EXERCISE TASK =
Repeat every record below exactly as written.

════════

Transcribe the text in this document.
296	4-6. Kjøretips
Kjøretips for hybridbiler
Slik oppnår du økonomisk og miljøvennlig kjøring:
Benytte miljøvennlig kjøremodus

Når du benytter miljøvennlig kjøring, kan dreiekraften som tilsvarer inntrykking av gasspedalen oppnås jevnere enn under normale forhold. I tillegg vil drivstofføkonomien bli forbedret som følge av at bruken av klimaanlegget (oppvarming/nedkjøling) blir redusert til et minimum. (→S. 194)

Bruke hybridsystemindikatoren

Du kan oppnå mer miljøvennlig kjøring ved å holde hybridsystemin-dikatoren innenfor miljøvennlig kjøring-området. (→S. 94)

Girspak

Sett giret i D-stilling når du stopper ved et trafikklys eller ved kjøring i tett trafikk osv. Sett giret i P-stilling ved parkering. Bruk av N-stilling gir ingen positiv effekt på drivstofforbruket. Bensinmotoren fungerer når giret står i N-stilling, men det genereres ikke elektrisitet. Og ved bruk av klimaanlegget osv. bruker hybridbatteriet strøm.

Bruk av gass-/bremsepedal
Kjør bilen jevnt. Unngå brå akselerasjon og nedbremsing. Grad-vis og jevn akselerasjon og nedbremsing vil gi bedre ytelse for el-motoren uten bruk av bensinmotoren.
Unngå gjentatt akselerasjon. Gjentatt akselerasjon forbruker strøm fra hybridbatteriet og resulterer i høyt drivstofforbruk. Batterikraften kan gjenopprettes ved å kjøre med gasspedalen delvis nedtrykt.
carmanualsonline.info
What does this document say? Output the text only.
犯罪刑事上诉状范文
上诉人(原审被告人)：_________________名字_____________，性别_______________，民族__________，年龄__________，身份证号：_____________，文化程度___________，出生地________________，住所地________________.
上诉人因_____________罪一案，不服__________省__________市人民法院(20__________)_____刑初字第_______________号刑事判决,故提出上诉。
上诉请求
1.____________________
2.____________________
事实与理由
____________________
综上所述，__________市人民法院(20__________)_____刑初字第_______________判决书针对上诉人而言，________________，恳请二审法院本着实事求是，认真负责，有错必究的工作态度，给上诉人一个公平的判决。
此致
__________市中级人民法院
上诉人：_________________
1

════════

SOLUTION TO THIS TASK =
Transcribe the text in this document.
296	4-6. Kjøretips
Kjøretips for hybridbiler
Slik oppnår du økonomisk og miljøvennlig kjøring:
Benytte miljøvennlig kjøremodus

Når du benytter miljøvennlig kjøring, kan dreiekraften som tilsvarer inntrykking av gasspedalen oppnås jevnere enn under normale forhold. I tillegg vil drivstofføkonomien bli forbedret som følge av at bruken av klimaanlegget (oppvarming/nedkjøling) blir redusert til et minimum. (→S. 194)

Bruke hybridsystemindikatoren

Du kan oppnå mer miljøvennlig kjøring ved å holde hybridsystemin-dikatoren innenfor miljøvennlig kjøring-området. (→S. 94)

Girspak

Sett giret i D-stilling når du stopper ved et trafikklys eller ved kjøring i tett trafikk osv. Sett giret i P-stilling ved parkering. Bruk av N-stilling gir ingen positiv effekt på drivstofforbruket. Bensinmotoren fungerer når giret står i N-stilling, men det genereres ikke elektrisitet. Og ved bruk av klimaanlegget osv. bruker hybridbatteriet strøm.

Bruk av gass-/bremsepedal
Kjør bilen jevnt. Unngå brå akselerasjon og nedbremsing. Grad-vis og jevn akselerasjon og nedbremsing vil gi bedre ytelse for el-motoren uten bruk av bensinmotoren.
Unngå gjentatt akselerasjon. Gjentatt akselerasjon forbruker strøm fra hybridbatteriet og resulterer i høyt drivstofforbruk. Batterikraften kan gjenopprettes ved å kjøre med gasspedalen delvis nedtrykt.
carmanualsonline.info
What does this document say? Output the text only.
犯罪刑事上诉状范文
上诉人(原审被告人)：_________________名字_____________，性别_______________，民族__________，年龄__________，身份证号：_____________，文化程度___________，出生地________________，住所地________________.
上诉人因_____________罪一案，不服__________省__________市人民法院(20__________)_____刑初字第_______________号刑事判决,故提出上诉。
上诉请求
1.____________________
2.____________________
事实与理由
____________________
综上所述，__________市人民法院(20__________)_____刑初字第_______________判决书针对上诉人而言，________________，恳请二审法院本着实事求是，认真负责，有错必究的工作态度，给上诉人一个公平的判决。
此致
__________市中级人民法院
上诉人：_________________
1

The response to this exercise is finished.